_Required task_
Retype all material exactly. Pictures stay out of the copy.

_Supplied records_
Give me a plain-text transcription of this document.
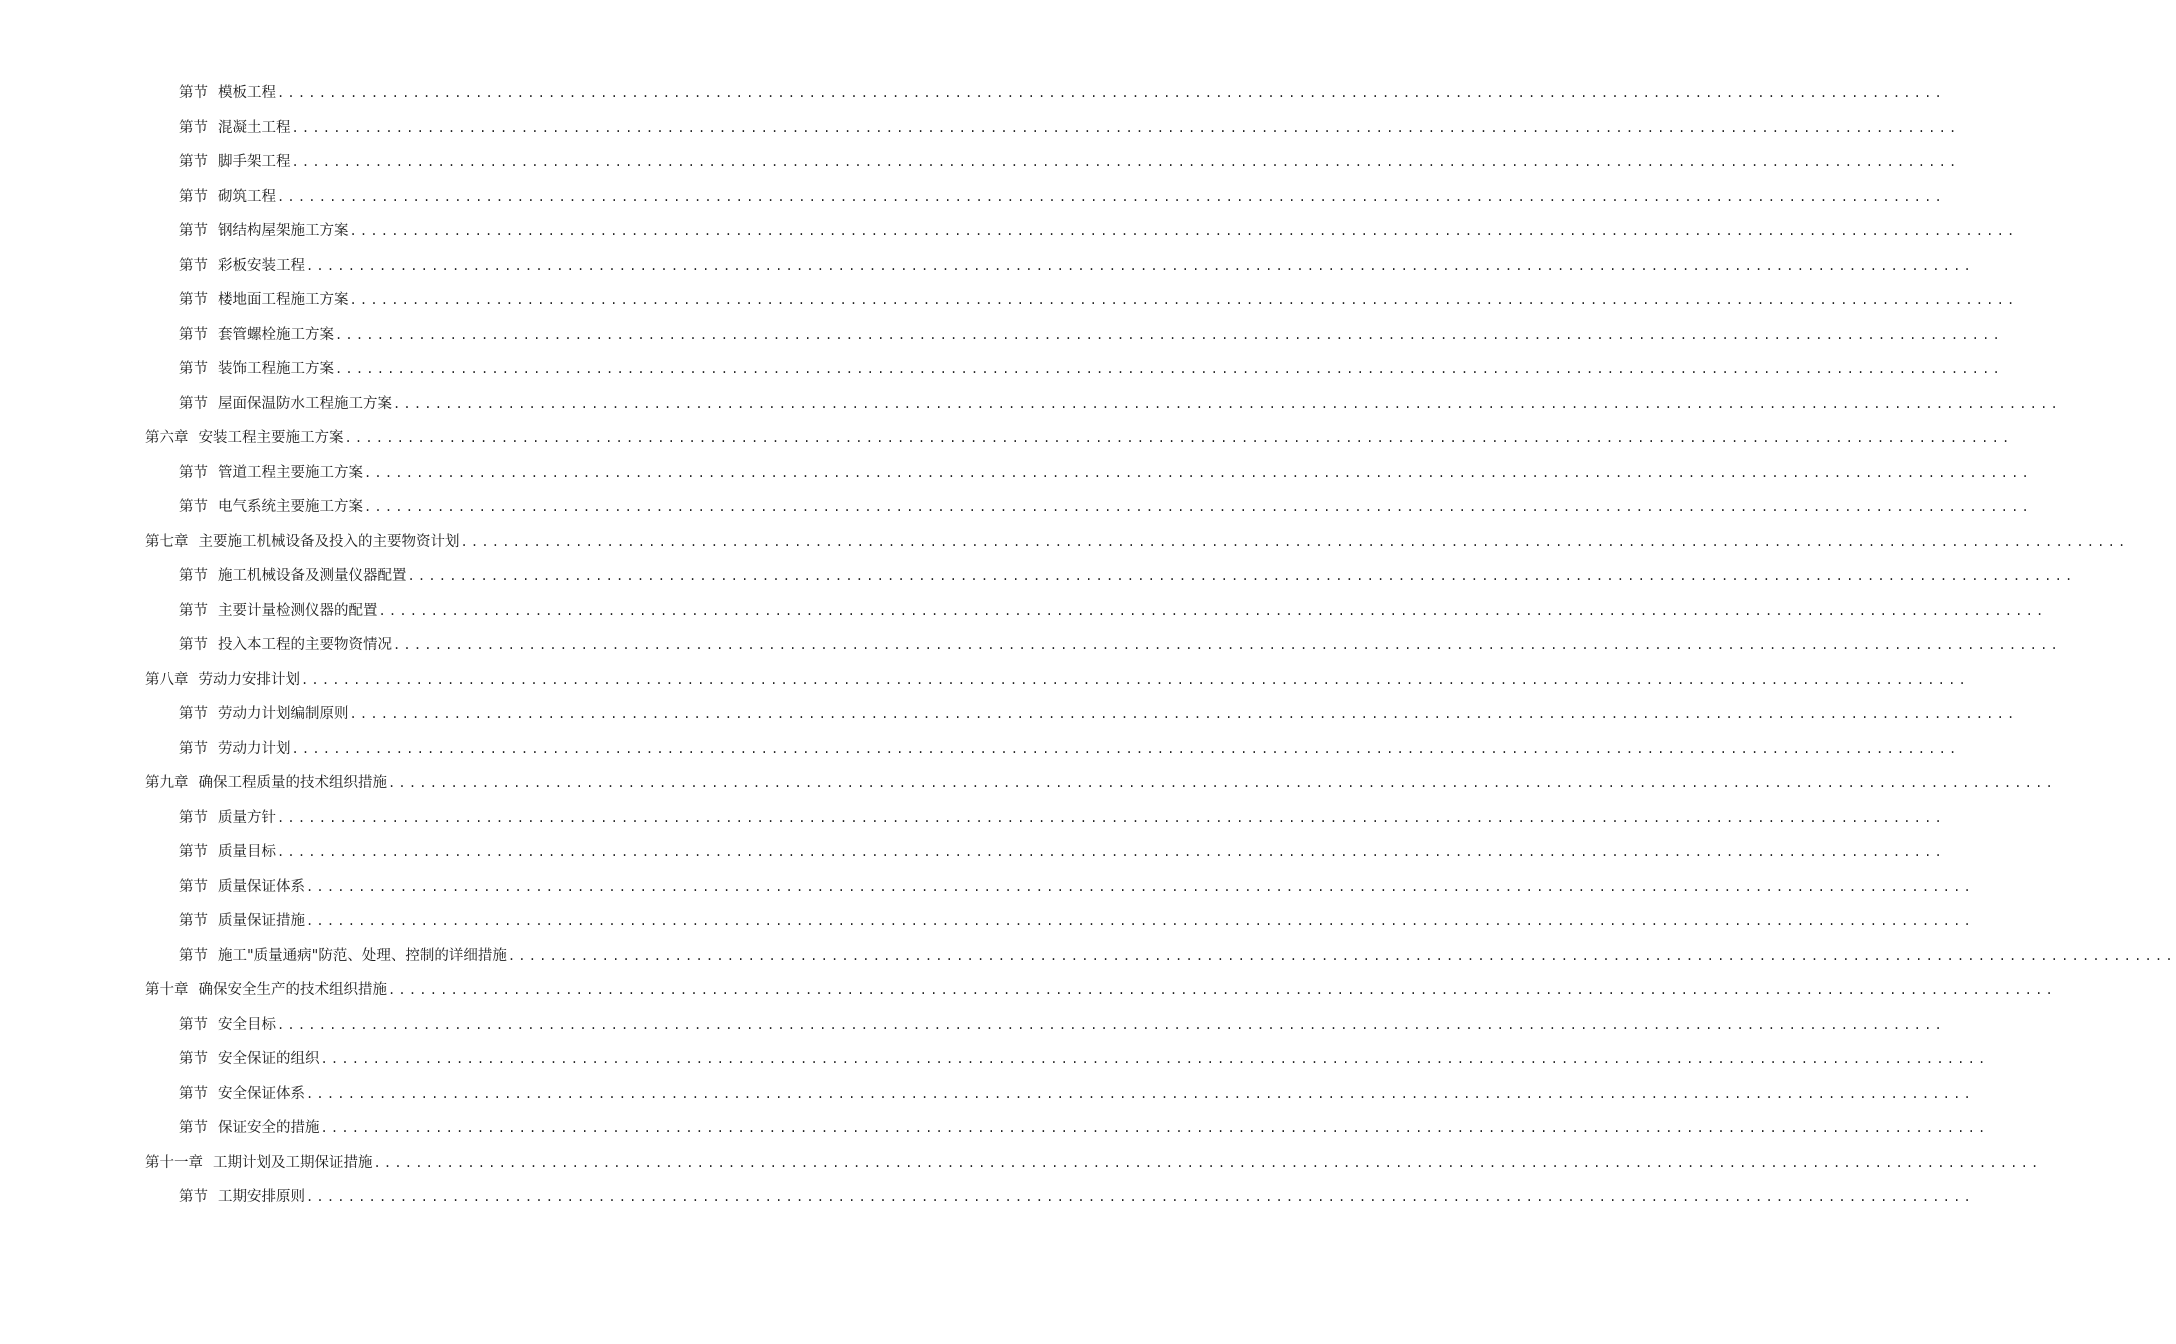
第节 模板工程 ................................................................................................................................................................
第节 混凝土工程 ................................................................................................................................................................
第节 脚手架工程 ................................................................................................................................................................
第节 砌筑工程 ................................................................................................................................................................
第节 钢结构屋架施工方案 ................................................................................................................................................................
第节 彩板安装工程 ................................................................................................................................................................
第节 楼地面工程施工方案 ................................................................................................................................................................
第节 套管螺栓施工方案 ................................................................................................................................................................
第节 装饰工程施工方案 ................................................................................................................................................................
第节 屋面保温防水工程施工方案 ................................................................................................................................................................
第六章 安装工程主要施工方案 ................................................................................................................................................................
第节 管道工程主要施工方案 ................................................................................................................................................................
第节 电气系统主要施工方案 ................................................................................................................................................................
第七章 主要施工机械设备及投入的主要物资计划 ................................................................................................................................................................
第节 施工机械设备及测量仪器配置 ................................................................................................................................................................
第节 主要计量检测仪器的配置 ................................................................................................................................................................
第节 投入本工程的主要物资情况 ................................................................................................................................................................
第八章 劳动力安排计划 ................................................................................................................................................................
第节 劳动力计划编制原则 ................................................................................................................................................................
第节 劳动力计划 ................................................................................................................................................................
第九章 确保工程质量的技术组织措施 ................................................................................................................................................................
第节 质量方针 ................................................................................................................................................................
第节 质量目标 ................................................................................................................................................................
第节 质量保证体系 ................................................................................................................................................................
第节 质量保证措施 ................................................................................................................................................................
第节 施工"质量通病"防范、处理、控制的详细措施 ................................................................................................................................................................
第十章 确保安全生产的技术组织措施 ................................................................................................................................................................
第节 安全目标 ................................................................................................................................................................
第节 安全保证的组织 ................................................................................................................................................................
第节 安全保证体系 ................................................................................................................................................................
第节 保证安全的措施 ................................................................................................................................................................
第十一章 工期计划及工期保证措施 ................................................................................................................................................................
第节 工期安排原则 ................................................................................................................................................................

_Complete output_
Give me a plain-text transcription of this document.
第节 模板工程 ................................................................................................................................................................
第节 混凝土工程 ................................................................................................................................................................
第节 脚手架工程 ................................................................................................................................................................
第节 砌筑工程 ................................................................................................................................................................
第节 钢结构屋架施工方案 ................................................................................................................................................................
第节 彩板安装工程 ................................................................................................................................................................
第节 楼地面工程施工方案 ................................................................................................................................................................
第节 套管螺栓施工方案 ................................................................................................................................................................
第节 装饰工程施工方案 ................................................................................................................................................................
第节 屋面保温防水工程施工方案 ................................................................................................................................................................
第六章 安装工程主要施工方案 ................................................................................................................................................................
第节 管道工程主要施工方案 ................................................................................................................................................................
第节 电气系统主要施工方案 ................................................................................................................................................................
第七章 主要施工机械设备及投入的主要物资计划 ................................................................................................................................................................
第节 施工机械设备及测量仪器配置 ................................................................................................................................................................
第节 主要计量检测仪器的配置 ................................................................................................................................................................
第节 投入本工程的主要物资情况 ................................................................................................................................................................
第八章 劳动力安排计划 ................................................................................................................................................................
第节 劳动力计划编制原则 ................................................................................................................................................................
第节 劳动力计划 ................................................................................................................................................................
第九章 确保工程质量的技术组织措施 ................................................................................................................................................................
第节 质量方针 ................................................................................................................................................................
第节 质量目标 ................................................................................................................................................................
第节 质量保证体系 ................................................................................................................................................................
第节 质量保证措施 ................................................................................................................................................................
第节 施工"质量通病"防范、处理、控制的详细措施 ................................................................................................................................................................
第十章 确保安全生产的技术组织措施 ................................................................................................................................................................
第节 安全目标 ................................................................................................................................................................
第节 安全保证的组织 ................................................................................................................................................................
第节 安全保证体系 ................................................................................................................................................................
第节 保证安全的措施 ................................................................................................................................................................
第十一章 工期计划及工期保证措施 ................................................................................................................................................................
第节 工期安排原则 ................................................................................................................................................................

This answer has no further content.